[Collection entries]
"""

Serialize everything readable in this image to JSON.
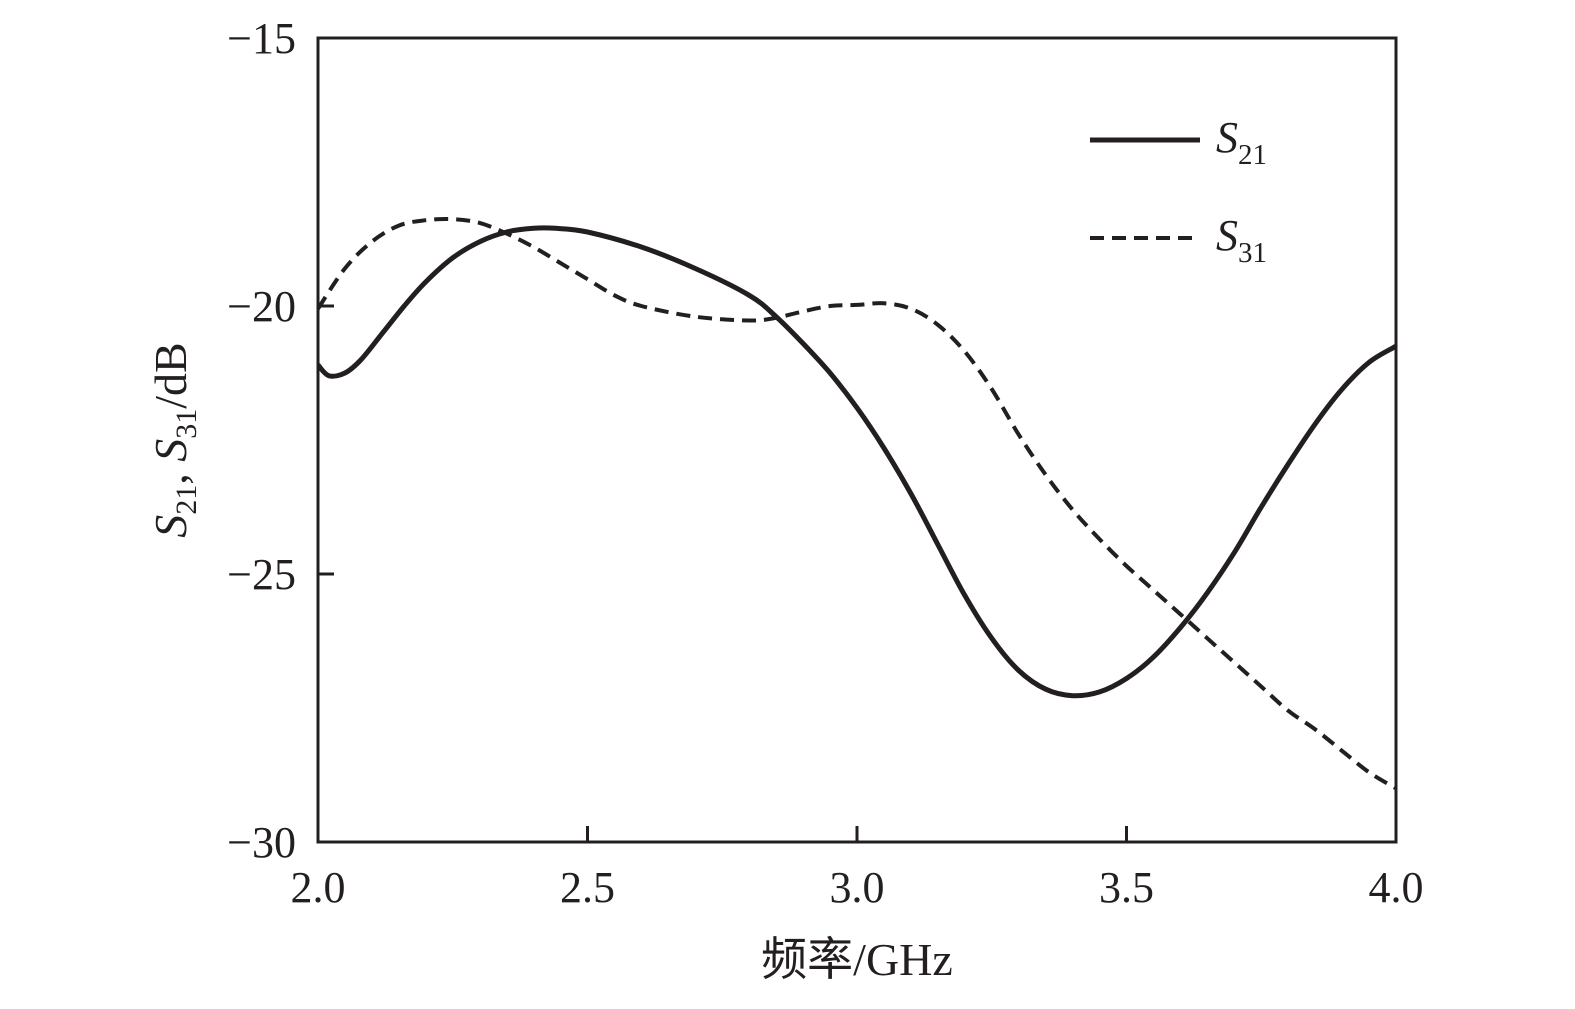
{
  "chart_data": {
    "type": "line",
    "title": "",
    "xlabel": "频率/GHz",
    "ylabel": {
      "a_main": "S",
      "a_sub": "21",
      "sep": ", ",
      "b_main": "S",
      "b_sub": "31",
      "unit": "/dB"
    },
    "xlim": [
      2.0,
      4.0
    ],
    "ylim": [
      -30,
      -15
    ],
    "x_ticks": [
      "2.0",
      "2.5",
      "3.0",
      "3.5",
      "4.0"
    ],
    "y_ticks": [
      "−15",
      "−20",
      "−25",
      "−30"
    ],
    "grid": false,
    "legend_position": "top-right",
    "series": [
      {
        "name": "S21",
        "label_main": "S",
        "label_sub": "21",
        "style": "solid",
        "color": "#231f20",
        "x": [
          2.0,
          2.02,
          2.05,
          2.08,
          2.12,
          2.16,
          2.2,
          2.25,
          2.3,
          2.35,
          2.4,
          2.44,
          2.5,
          2.6,
          2.7,
          2.8,
          2.85,
          2.9,
          2.95,
          3.0,
          3.05,
          3.1,
          3.15,
          3.2,
          3.25,
          3.3,
          3.35,
          3.4,
          3.45,
          3.5,
          3.55,
          3.6,
          3.65,
          3.7,
          3.75,
          3.8,
          3.85,
          3.9,
          3.95,
          4.0
        ],
        "y": [
          -21.1,
          -21.3,
          -21.25,
          -21.0,
          -20.5,
          -20.0,
          -19.55,
          -19.1,
          -18.8,
          -18.62,
          -18.55,
          -18.55,
          -18.62,
          -18.9,
          -19.3,
          -19.8,
          -20.2,
          -20.7,
          -21.25,
          -21.9,
          -22.65,
          -23.5,
          -24.45,
          -25.4,
          -26.2,
          -26.8,
          -27.15,
          -27.27,
          -27.2,
          -26.95,
          -26.55,
          -26.0,
          -25.35,
          -24.6,
          -23.75,
          -22.95,
          -22.2,
          -21.55,
          -21.05,
          -20.75
        ]
      },
      {
        "name": "S31",
        "label_main": "S",
        "label_sub": "31",
        "style": "dashed",
        "color": "#231f20",
        "x": [
          2.0,
          2.05,
          2.1,
          2.15,
          2.2,
          2.25,
          2.3,
          2.35,
          2.4,
          2.45,
          2.5,
          2.55,
          2.6,
          2.7,
          2.8,
          2.85,
          2.9,
          2.95,
          3.0,
          3.05,
          3.1,
          3.15,
          3.2,
          3.25,
          3.3,
          3.35,
          3.4,
          3.45,
          3.5,
          3.55,
          3.6,
          3.65,
          3.7,
          3.75,
          3.8,
          3.85,
          3.9,
          3.95,
          4.0
        ],
        "y": [
          -20.05,
          -19.3,
          -18.8,
          -18.5,
          -18.4,
          -18.38,
          -18.45,
          -18.65,
          -18.9,
          -19.2,
          -19.5,
          -19.8,
          -20.0,
          -20.2,
          -20.27,
          -20.22,
          -20.1,
          -20.0,
          -19.98,
          -19.95,
          -20.05,
          -20.35,
          -20.85,
          -21.55,
          -22.4,
          -23.15,
          -23.8,
          -24.35,
          -24.85,
          -25.3,
          -25.75,
          -26.2,
          -26.65,
          -27.1,
          -27.55,
          -27.9,
          -28.3,
          -28.7,
          -29.0
        ]
      }
    ]
  }
}
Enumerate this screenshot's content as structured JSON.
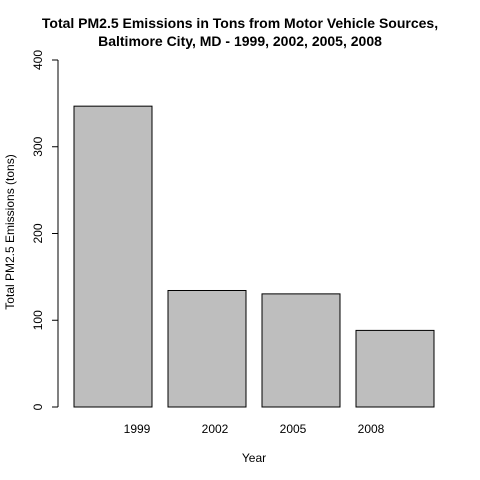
{
  "chart_data": {
    "type": "bar",
    "title_line1": "Total PM2.5 Emissions in Tons from Motor Vehicle Sources,",
    "title_line2": "Baltimore City, MD - 1999, 2002, 2005, 2008",
    "xlabel": "Year",
    "ylabel": "Total PM2.5 Emissions (tons)",
    "categories": [
      "1999",
      "2002",
      "2005",
      "2008"
    ],
    "values": [
      346.8,
      134.3,
      130.4,
      88.3
    ],
    "ylim": [
      0,
      400
    ],
    "yticks": [
      0,
      100,
      200,
      300,
      400
    ],
    "bar_color": "#bebebe",
    "grid": false,
    "legend": "none"
  }
}
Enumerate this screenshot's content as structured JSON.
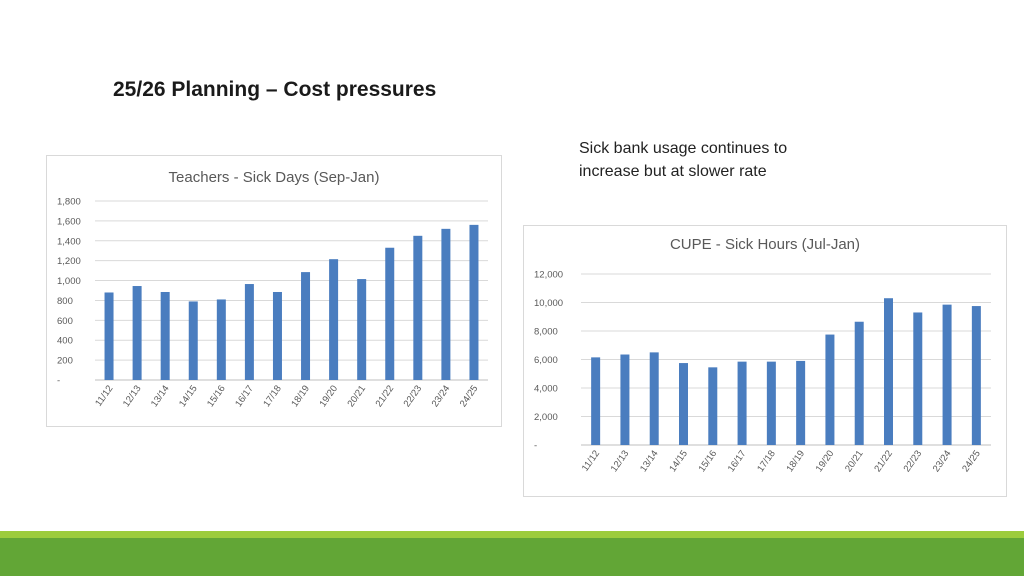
{
  "slide": {
    "title": "25/26 Planning – Cost pressures",
    "note_lines": [
      "Sick bank usage continues to",
      "increase but at slower rate"
    ]
  },
  "colors": {
    "bar": "#4a7dbf",
    "grid": "#d9d9d9",
    "axis_text": "#595959",
    "footer_light": "#9ccc3c",
    "footer_dark": "#62a636"
  },
  "chart_data": [
    {
      "type": "bar",
      "title": "Teachers - Sick Days (Sep-Jan)",
      "categories": [
        "11/12",
        "12/13",
        "13/14",
        "14/15",
        "15/16",
        "16/17",
        "17/18",
        "18/19",
        "19/20",
        "20/21",
        "21/22",
        "22/23",
        "23/24",
        "24/25"
      ],
      "values": [
        880,
        945,
        885,
        790,
        810,
        965,
        885,
        1085,
        1215,
        1015,
        1330,
        1450,
        1520,
        1560
      ],
      "yticks": [
        "-",
        "200",
        "400",
        "600",
        "800",
        "1,000",
        "1,200",
        "1,400",
        "1,600",
        "1,800"
      ],
      "ylim": [
        0,
        1800
      ],
      "grid": true
    },
    {
      "type": "bar",
      "title": "CUPE - Sick Hours (Jul-Jan)",
      "categories": [
        "11/12",
        "12/13",
        "13/14",
        "14/15",
        "15/16",
        "16/17",
        "17/18",
        "18/19",
        "19/20",
        "20/21",
        "21/22",
        "22/23",
        "23/24",
        "24/25"
      ],
      "values": [
        6150,
        6350,
        6500,
        5750,
        5450,
        5850,
        5850,
        5900,
        7750,
        8650,
        10300,
        9300,
        9850,
        9750
      ],
      "yticks": [
        "-",
        "2,000",
        "4,000",
        "6,000",
        "8,000",
        "10,000",
        "12,000"
      ],
      "ylim": [
        0,
        12000
      ],
      "grid": true
    }
  ]
}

"""

**STATED PROBLEM:** Every entry must be reproduced exactly, with the images left out.

**EXERCISE RESULT:**
Serialize everything readable in this image to JSON.
{
  "chart_data": {
    "type": "line",
    "title": "",
    "xlabel": "频率/GHz",
    "ylabel": {
      "a_main": "S",
      "a_sub": "21",
      "sep": ", ",
      "b_main": "S",
      "b_sub": "31",
      "unit": "/dB"
    },
    "xlim": [
      2.0,
      4.0
    ],
    "ylim": [
      -30,
      -15
    ],
    "x_ticks": [
      "2.0",
      "2.5",
      "3.0",
      "3.5",
      "4.0"
    ],
    "y_ticks": [
      "−15",
      "−20",
      "−25",
      "−30"
    ],
    "grid": false,
    "legend_position": "top-right",
    "series": [
      {
        "name": "S21",
        "label_main": "S",
        "label_sub": "21",
        "style": "solid",
        "color": "#231f20",
        "x": [
          2.0,
          2.02,
          2.05,
          2.08,
          2.12,
          2.16,
          2.2,
          2.25,
          2.3,
          2.35,
          2.4,
          2.44,
          2.5,
          2.6,
          2.7,
          2.8,
          2.85,
          2.9,
          2.95,
          3.0,
          3.05,
          3.1,
          3.15,
          3.2,
          3.25,
          3.3,
          3.35,
          3.4,
          3.45,
          3.5,
          3.55,
          3.6,
          3.65,
          3.7,
          3.75,
          3.8,
          3.85,
          3.9,
          3.95,
          4.0
        ],
        "y": [
          -21.1,
          -21.3,
          -21.25,
          -21.0,
          -20.5,
          -20.0,
          -19.55,
          -19.1,
          -18.8,
          -18.62,
          -18.55,
          -18.55,
          -18.62,
          -18.9,
          -19.3,
          -19.8,
          -20.2,
          -20.7,
          -21.25,
          -21.9,
          -22.65,
          -23.5,
          -24.45,
          -25.4,
          -26.2,
          -26.8,
          -27.15,
          -27.27,
          -27.2,
          -26.95,
          -26.55,
          -26.0,
          -25.35,
          -24.6,
          -23.75,
          -22.95,
          -22.2,
          -21.55,
          -21.05,
          -20.75
        ]
      },
      {
        "name": "S31",
        "label_main": "S",
        "label_sub": "31",
        "style": "dashed",
        "color": "#231f20",
        "x": [
          2.0,
          2.05,
          2.1,
          2.15,
          2.2,
          2.25,
          2.3,
          2.35,
          2.4,
          2.45,
          2.5,
          2.55,
          2.6,
          2.7,
          2.8,
          2.85,
          2.9,
          2.95,
          3.0,
          3.05,
          3.1,
          3.15,
          3.2,
          3.25,
          3.3,
          3.35,
          3.4,
          3.45,
          3.5,
          3.55,
          3.6,
          3.65,
          3.7,
          3.75,
          3.8,
          3.85,
          3.9,
          3.95,
          4.0
        ],
        "y": [
          -20.05,
          -19.3,
          -18.8,
          -18.5,
          -18.4,
          -18.38,
          -18.45,
          -18.65,
          -18.9,
          -19.2,
          -19.5,
          -19.8,
          -20.0,
          -20.2,
          -20.27,
          -20.22,
          -20.1,
          -20.0,
          -19.98,
          -19.95,
          -20.05,
          -20.35,
          -20.85,
          -21.55,
          -22.4,
          -23.15,
          -23.8,
          -24.35,
          -24.85,
          -25.3,
          -25.75,
          -26.2,
          -26.65,
          -27.1,
          -27.55,
          -27.9,
          -28.3,
          -28.7,
          -29.0
        ]
      }
    ]
  }
}
Enumerate this screenshot's content as structured JSON.
{
  "chart_data": {
    "type": "bar",
    "title_line1": "Total PM2.5 Emissions in Tons from Motor Vehicle Sources,",
    "title_line2": "Baltimore City, MD - 1999, 2002, 2005, 2008",
    "xlabel": "Year",
    "ylabel": "Total PM2.5 Emissions (tons)",
    "categories": [
      "1999",
      "2002",
      "2005",
      "2008"
    ],
    "values": [
      346.8,
      134.3,
      130.4,
      88.3
    ],
    "ylim": [
      0,
      400
    ],
    "yticks": [
      0,
      100,
      200,
      300,
      400
    ],
    "bar_color": "#bebebe",
    "grid": false,
    "legend": "none"
  }
}
Enumerate this screenshot's content as structured JSON.
{
  "slide": {
    "title": "25/26 Planning – Cost pressures",
    "note_lines": [
      "Sick bank usage continues to",
      "increase but at slower rate"
    ]
  },
  "colors": {
    "bar": "#4a7dbf",
    "grid": "#d9d9d9",
    "axis_text": "#595959",
    "footer_light": "#9ccc3c",
    "footer_dark": "#62a636"
  },
  "chart_data": [
    {
      "type": "bar",
      "title": "Teachers - Sick Days (Sep-Jan)",
      "categories": [
        "11/12",
        "12/13",
        "13/14",
        "14/15",
        "15/16",
        "16/17",
        "17/18",
        "18/19",
        "19/20",
        "20/21",
        "21/22",
        "22/23",
        "23/24",
        "24/25"
      ],
      "values": [
        880,
        945,
        885,
        790,
        810,
        965,
        885,
        1085,
        1215,
        1015,
        1330,
        1450,
        1520,
        1560
      ],
      "yticks": [
        "-",
        "200",
        "400",
        "600",
        "800",
        "1,000",
        "1,200",
        "1,400",
        "1,600",
        "1,800"
      ],
      "ylim": [
        0,
        1800
      ],
      "grid": true
    },
    {
      "type": "bar",
      "title": "CUPE - Sick Hours (Jul-Jan)",
      "categories": [
        "11/12",
        "12/13",
        "13/14",
        "14/15",
        "15/16",
        "16/17",
        "17/18",
        "18/19",
        "19/20",
        "20/21",
        "21/22",
        "22/23",
        "23/24",
        "24/25"
      ],
      "values": [
        6150,
        6350,
        6500,
        5750,
        5450,
        5850,
        5850,
        5900,
        7750,
        8650,
        10300,
        9300,
        9850,
        9750
      ],
      "yticks": [
        "-",
        "2,000",
        "4,000",
        "6,000",
        "8,000",
        "10,000",
        "12,000"
      ],
      "ylim": [
        0,
        12000
      ],
      "grid": true
    }
  ]
}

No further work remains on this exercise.